-- Page extract start --
Reputation:
I have a list of words in a file. For example they are NUT, CHANNEL, DIA, CARBON, STEEL , integrated, packaging, solutions
Now I have a sentence that says NUTCHANNELDIA 16U NCCARBONSTEEL. Now I need to split this output like below
a= NUTCHANNELDIA 16U NCCARBONSTEEL, integratedpackagingsolutions
a= split words(NUTCHANNELDIA 16U NCCARBONSTEEL,
integratedpackagingsolutions)
a= NUT CHANNEL DIA 16U NC CARBON STEEL
Is there any method for that
Upvotes: 1
Views: 94
Reputation: 10263
This is a very simple approach which might work for you:
word.list <- c("NUT", "CHANNEL", "DIA", "CARBON", "STEEL")
a <- "NUTCHANNELDIA 16U NCCARBONSTEEL"
for (word in word.list) {
a <- gsub(word, paste0(word, " "), a)
}
print(a)
[1] "NUT CHANNEL DIA 16U NCCARBON STEEL "
It is unclear to me, if you just want the string to be more readable, or to have it actually split up into a vector. In any case, the above should be fairly simple to modify.
Upvotes: 0
Reputation: 522741
Here is a base R option using strsplit
. We can try splitting on the following pattern:
(?<=NUT|CHANNEL|DIA|CARBON|STEEL)|(?<=.)(?=NUT|CHANNEL|DIA|CARBON|STEEL)
-- Page extract end --
• What this task involves: Carry on the forum thread about splitting joined words in R from the point where it stops.
-- Supplied data start --
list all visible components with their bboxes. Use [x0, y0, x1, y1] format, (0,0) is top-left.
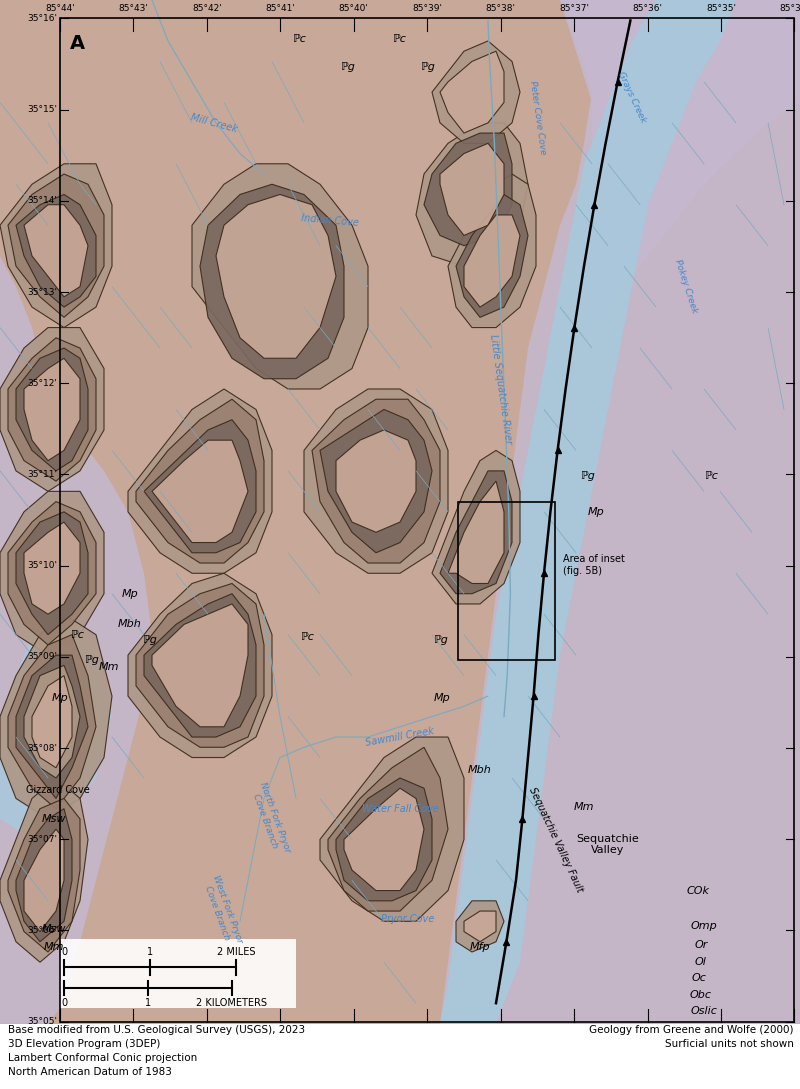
-- Supplied data end --
• Answer to this task:
This will split if, at any point in the string, what either precedes or follows is one of your keywords. Note that the (?<=.)
term is necessary due to the way positive lookaheads in strsplit
behave.
terms <- c("NUT", "CHANNEL", "DIA", "CARBON", "STEEL")
regex <- paste(terms, collapse="|")
a <- "NUTCHANNELDIA 16U NCCARBONSTEEL"
strsplit(a, paste0("(?<=", regex, ")|(?<=.)(?=", regex, ")"), perl=TRUE)
[[1]]
[1] "NUT" "CHANNEL" "DIA" " 16U NC" "CARBON" "STEEL"
The 16U NC
term has some leading whitespace which I didn't attempt to remove. If this be a concern of yours, you could either trim whitespace on each term as you consume it, or we could try to modify the pattern to do that.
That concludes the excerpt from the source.